* Exercise requirements *
With the pictures left out, copy the listing below exactly.

(Data records)
□ □ □

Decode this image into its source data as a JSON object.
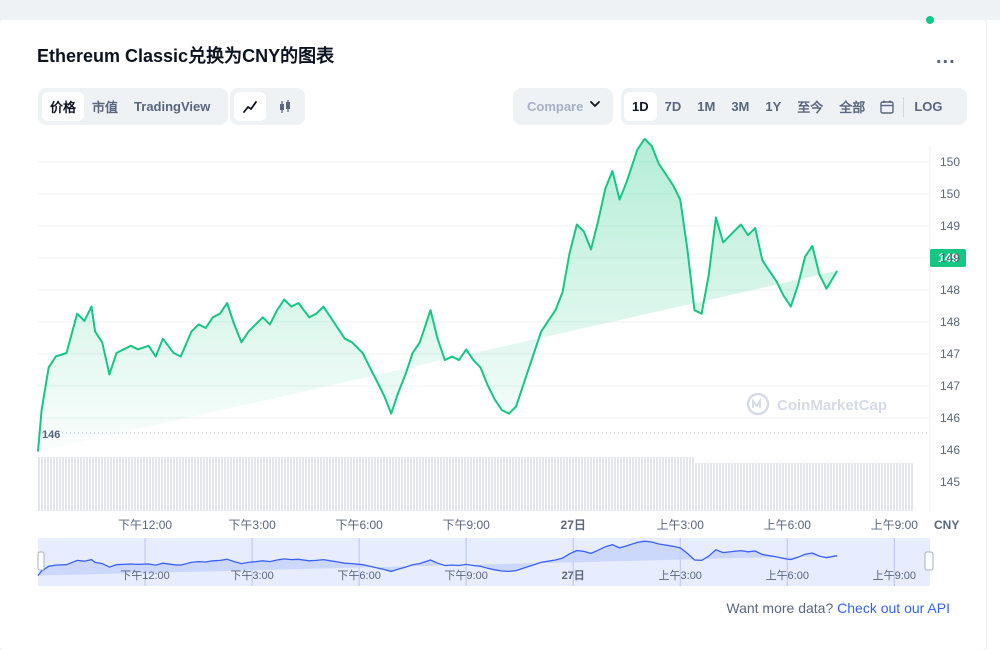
{
  "header": {
    "title": "Ethereum Classic兑换为CNY的图表",
    "more_label": "..."
  },
  "toolbar": {
    "view_tabs": [
      "价格",
      "市值",
      "TradingView"
    ],
    "compare_label": "Compare",
    "ranges": [
      "1D",
      "7D",
      "1M",
      "3M",
      "1Y",
      "至今",
      "全部"
    ],
    "log_label": "LOG"
  },
  "chart_data": {
    "type": "area",
    "currency_label": "CNY",
    "current_price_label": "149",
    "baseline_label": "146",
    "watermark": "CoinMarketCap",
    "y_ticks": [
      "150",
      "150",
      "149",
      "149",
      "148",
      "148",
      "147",
      "147",
      "146",
      "146",
      "145"
    ],
    "x_ticks": [
      "下午12:00",
      "下午3:00",
      "下午6:00",
      "下午9:00",
      "27日",
      "上午3:00",
      "上午6:00",
      "上午9:00"
    ],
    "x_tick_hours": [
      12,
      15,
      18,
      21,
      24,
      27,
      30,
      33
    ],
    "ylim": [
      145.2,
      150.3
    ],
    "x": [
      9.0,
      9.1,
      9.3,
      9.5,
      9.8,
      10.1,
      10.3,
      10.5,
      10.6,
      10.8,
      11.0,
      11.2,
      11.4,
      11.6,
      11.8,
      12.1,
      12.3,
      12.5,
      12.8,
      13.0,
      13.3,
      13.5,
      13.7,
      13.9,
      14.1,
      14.3,
      14.5,
      14.7,
      14.9,
      15.1,
      15.3,
      15.5,
      15.7,
      15.9,
      16.1,
      16.3,
      16.6,
      16.8,
      17.0,
      17.2,
      17.4,
      17.6,
      17.8,
      18.1,
      18.3,
      18.5,
      18.7,
      18.9,
      19.1,
      19.3,
      19.5,
      19.7,
      20.0,
      20.2,
      20.4,
      20.6,
      20.8,
      21.0,
      21.2,
      21.4,
      21.6,
      21.8,
      22.0,
      22.2,
      22.4,
      22.6,
      22.9,
      23.1,
      23.3,
      23.5,
      23.7,
      23.9,
      24.1,
      24.3,
      24.5,
      24.7,
      24.9,
      25.1,
      25.3,
      25.5,
      25.8,
      26.0,
      26.2,
      26.4,
      26.6,
      26.8,
      27.0,
      27.2,
      27.4,
      27.6,
      27.8,
      28.0,
      28.2,
      28.5,
      28.7,
      28.9,
      29.1,
      29.3,
      29.5,
      29.7,
      29.9,
      30.1,
      30.3,
      30.5,
      30.7,
      30.9,
      31.1,
      31.4,
      31.6,
      31.8,
      32.0,
      32.2,
      32.4,
      32.6,
      32.8,
      33.0,
      33.2,
      33.4,
      33.6,
      33.8,
      34.0
    ],
    "y": [
      146.02,
      146.6,
      147.2,
      147.35,
      147.4,
      147.95,
      147.85,
      148.05,
      147.7,
      147.55,
      147.1,
      147.4,
      147.45,
      147.5,
      147.45,
      147.5,
      147.35,
      147.6,
      147.4,
      147.35,
      147.7,
      147.8,
      147.75,
      147.9,
      147.95,
      148.1,
      147.8,
      147.55,
      147.7,
      147.8,
      147.9,
      147.8,
      148.0,
      148.15,
      148.05,
      148.1,
      147.9,
      147.95,
      148.05,
      147.9,
      147.75,
      147.6,
      147.55,
      147.4,
      147.2,
      147.0,
      146.8,
      146.55,
      146.85,
      147.1,
      147.4,
      147.55,
      148.0,
      147.6,
      147.3,
      147.35,
      147.3,
      147.45,
      147.3,
      147.2,
      146.95,
      146.75,
      146.6,
      146.55,
      146.65,
      146.95,
      147.4,
      147.7,
      147.85,
      148.0,
      148.25,
      148.8,
      149.2,
      149.1,
      148.85,
      149.25,
      149.7,
      149.95,
      149.55,
      149.8,
      150.25,
      150.4,
      150.3,
      150.05,
      149.9,
      149.75,
      149.55,
      148.85,
      148.0,
      147.95,
      148.5,
      149.3,
      148.95,
      149.1,
      149.2,
      149.05,
      149.15,
      148.7,
      148.55,
      148.4,
      148.2,
      148.05,
      148.35,
      148.75,
      148.9,
      148.5,
      148.3,
      148.55
    ],
    "series": [
      {
        "name": "价格",
        "color": "#16c784"
      }
    ]
  },
  "navigator": {
    "x_ticks": [
      "下午12:00",
      "下午3:00",
      "下午6:00",
      "下午9:00",
      "27日",
      "上午3:00",
      "上午6:00",
      "上午9:00"
    ]
  },
  "footer": {
    "prompt_text": "Want more data?",
    "link_text": "Check out our API"
  },
  "colors": {
    "accent_green": "#16c784",
    "link_blue": "#3861fb",
    "navigator_fill": "#d7e0fd"
  }
}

□ □ □

* Response to the exercise *
Decode this image into its source data as a JSON object.
{
  "header": {
    "title": "Ethereum Classic兑换为CNY的图表",
    "more_label": "..."
  },
  "toolbar": {
    "view_tabs": [
      "价格",
      "市值",
      "TradingView"
    ],
    "compare_label": "Compare",
    "ranges": [
      "1D",
      "7D",
      "1M",
      "3M",
      "1Y",
      "至今",
      "全部"
    ],
    "log_label": "LOG"
  },
  "chart_data": {
    "type": "area",
    "currency_label": "CNY",
    "current_price_label": "149",
    "baseline_label": "146",
    "watermark": "CoinMarketCap",
    "y_ticks": [
      "150",
      "150",
      "149",
      "149",
      "148",
      "148",
      "147",
      "147",
      "146",
      "146",
      "145"
    ],
    "x_ticks": [
      "下午12:00",
      "下午3:00",
      "下午6:00",
      "下午9:00",
      "27日",
      "上午3:00",
      "上午6:00",
      "上午9:00"
    ],
    "x_tick_hours": [
      12,
      15,
      18,
      21,
      24,
      27,
      30,
      33
    ],
    "ylim": [
      145.2,
      150.3
    ],
    "x": [
      9.0,
      9.1,
      9.3,
      9.5,
      9.8,
      10.1,
      10.3,
      10.5,
      10.6,
      10.8,
      11.0,
      11.2,
      11.4,
      11.6,
      11.8,
      12.1,
      12.3,
      12.5,
      12.8,
      13.0,
      13.3,
      13.5,
      13.7,
      13.9,
      14.1,
      14.3,
      14.5,
      14.7,
      14.9,
      15.1,
      15.3,
      15.5,
      15.7,
      15.9,
      16.1,
      16.3,
      16.6,
      16.8,
      17.0,
      17.2,
      17.4,
      17.6,
      17.8,
      18.1,
      18.3,
      18.5,
      18.7,
      18.9,
      19.1,
      19.3,
      19.5,
      19.7,
      20.0,
      20.2,
      20.4,
      20.6,
      20.8,
      21.0,
      21.2,
      21.4,
      21.6,
      21.8,
      22.0,
      22.2,
      22.4,
      22.6,
      22.9,
      23.1,
      23.3,
      23.5,
      23.7,
      23.9,
      24.1,
      24.3,
      24.5,
      24.7,
      24.9,
      25.1,
      25.3,
      25.5,
      25.8,
      26.0,
      26.2,
      26.4,
      26.6,
      26.8,
      27.0,
      27.2,
      27.4,
      27.6,
      27.8,
      28.0,
      28.2,
      28.5,
      28.7,
      28.9,
      29.1,
      29.3,
      29.5,
      29.7,
      29.9,
      30.1,
      30.3,
      30.5,
      30.7,
      30.9,
      31.1,
      31.4,
      31.6,
      31.8,
      32.0,
      32.2,
      32.4,
      32.6,
      32.8,
      33.0,
      33.2,
      33.4,
      33.6,
      33.8,
      34.0
    ],
    "y": [
      146.02,
      146.6,
      147.2,
      147.35,
      147.4,
      147.95,
      147.85,
      148.05,
      147.7,
      147.55,
      147.1,
      147.4,
      147.45,
      147.5,
      147.45,
      147.5,
      147.35,
      147.6,
      147.4,
      147.35,
      147.7,
      147.8,
      147.75,
      147.9,
      147.95,
      148.1,
      147.8,
      147.55,
      147.7,
      147.8,
      147.9,
      147.8,
      148.0,
      148.15,
      148.05,
      148.1,
      147.9,
      147.95,
      148.05,
      147.9,
      147.75,
      147.6,
      147.55,
      147.4,
      147.2,
      147.0,
      146.8,
      146.55,
      146.85,
      147.1,
      147.4,
      147.55,
      148.0,
      147.6,
      147.3,
      147.35,
      147.3,
      147.45,
      147.3,
      147.2,
      146.95,
      146.75,
      146.6,
      146.55,
      146.65,
      146.95,
      147.4,
      147.7,
      147.85,
      148.0,
      148.25,
      148.8,
      149.2,
      149.1,
      148.85,
      149.25,
      149.7,
      149.95,
      149.55,
      149.8,
      150.25,
      150.4,
      150.3,
      150.05,
      149.9,
      149.75,
      149.55,
      148.85,
      148.0,
      147.95,
      148.5,
      149.3,
      148.95,
      149.1,
      149.2,
      149.05,
      149.15,
      148.7,
      148.55,
      148.4,
      148.2,
      148.05,
      148.35,
      148.75,
      148.9,
      148.5,
      148.3,
      148.55
    ],
    "series": [
      {
        "name": "价格",
        "color": "#16c784"
      }
    ]
  },
  "navigator": {
    "x_ticks": [
      "下午12:00",
      "下午3:00",
      "下午6:00",
      "下午9:00",
      "27日",
      "上午3:00",
      "上午6:00",
      "上午9:00"
    ]
  },
  "footer": {
    "prompt_text": "Want more data?",
    "link_text": "Check out our API"
  },
  "colors": {
    "accent_green": "#16c784",
    "link_blue": "#3861fb",
    "navigator_fill": "#d7e0fd"
  }
}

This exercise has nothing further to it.